WHAT YOU SHOULD DO:
Count how many lines of the material hold "Fake". Respond with that number alone.

-*-

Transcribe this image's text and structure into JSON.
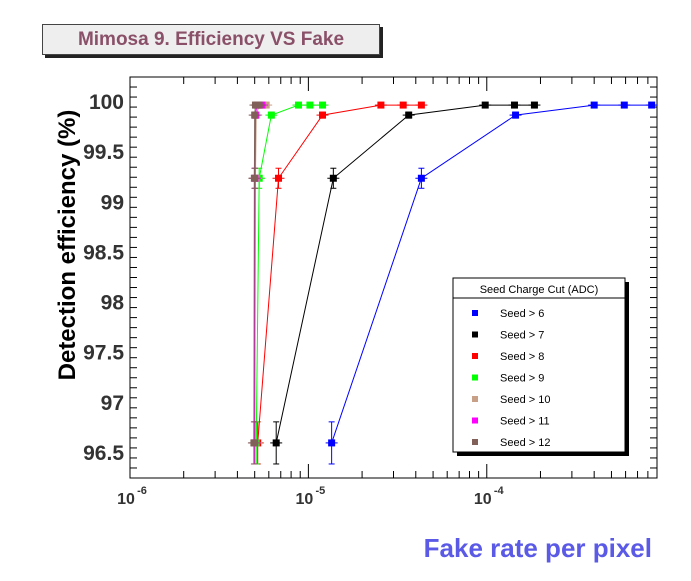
{
  "chart_data": {
    "type": "scatter",
    "title": "Mimosa 9. Efficiency VS Fake",
    "xlabel": "Fake rate per pixel",
    "ylabel": "Detection efficiency (%)",
    "xscale": "log",
    "xlim": [
      1e-06,
      0.0009
    ],
    "ylim": [
      96.25,
      100.25
    ],
    "xticks": [
      {
        "value": 1e-06,
        "label": "10",
        "exp": "-6"
      },
      {
        "value": 1e-05,
        "label": "10",
        "exp": "-5"
      },
      {
        "value": 0.0001,
        "label": "10",
        "exp": "-4"
      }
    ],
    "yticks": [
      {
        "value": 96.5,
        "label": "96.5"
      },
      {
        "value": 97,
        "label": "97"
      },
      {
        "value": 97.5,
        "label": "97.5"
      },
      {
        "value": 98,
        "label": "98"
      },
      {
        "value": 98.5,
        "label": "98.5"
      },
      {
        "value": 99,
        "label": "99"
      },
      {
        "value": 99.5,
        "label": "99.5"
      },
      {
        "value": 100,
        "label": "100"
      }
    ],
    "legend_title": "Seed Charge Cut (ADC)",
    "legend_position": "right-middle",
    "series": [
      {
        "name": "Seed > 6",
        "color": "#0000ff",
        "x": [
          1.35e-05,
          4.3e-05,
          0.000145,
          0.0004,
          0.00059,
          0.00084
        ],
        "y": [
          96.6,
          99.24,
          99.87,
          99.97,
          99.97,
          99.97
        ]
      },
      {
        "name": "Seed > 7",
        "color": "#000000",
        "x": [
          6.6e-06,
          1.38e-05,
          3.65e-05,
          9.8e-05,
          0.000143,
          0.000185
        ],
        "y": [
          96.6,
          99.24,
          99.87,
          99.97,
          99.97,
          99.97
        ]
      },
      {
        "name": "Seed > 8",
        "color": "#ff0000",
        "x": [
          5.2e-06,
          6.8e-06,
          1.2e-05,
          2.55e-05,
          3.4e-05,
          4.3e-05
        ],
        "y": [
          96.6,
          99.24,
          99.87,
          99.97,
          99.97,
          99.97
        ]
      },
      {
        "name": "Seed > 9",
        "color": "#00ff00",
        "x": [
          5.1e-06,
          5.3e-06,
          6.2e-06,
          8.8e-06,
          1.02e-05,
          1.2e-05
        ],
        "y": [
          96.6,
          99.24,
          99.87,
          99.97,
          99.97,
          99.97
        ]
      },
      {
        "name": "Seed > 10",
        "color": "#c8a088",
        "x": [
          5e-06,
          5.05e-06,
          5.1e-06,
          5.3e-06,
          5.6e-06,
          5.8e-06
        ],
        "y": [
          96.6,
          99.24,
          99.87,
          99.97,
          99.97,
          99.97
        ]
      },
      {
        "name": "Seed > 11",
        "color": "#ff00ff",
        "x": [
          5e-06,
          5.02e-06,
          5.05e-06,
          5.15e-06,
          5.3e-06,
          5.5e-06
        ],
        "y": [
          96.6,
          99.24,
          99.87,
          99.97,
          99.97,
          99.97
        ]
      },
      {
        "name": "Seed > 12",
        "color": "#806058",
        "x": [
          4.95e-06,
          4.98e-06,
          5e-06,
          5.05e-06,
          5.15e-06,
          5.3e-06
        ],
        "y": [
          96.6,
          99.24,
          99.87,
          99.97,
          99.97,
          99.97
        ]
      }
    ],
    "y_errors": [
      0.21,
      0.1,
      0.03,
      0.01,
      0.01,
      0.01
    ]
  }
}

-*-

FULL OUTPUT:
2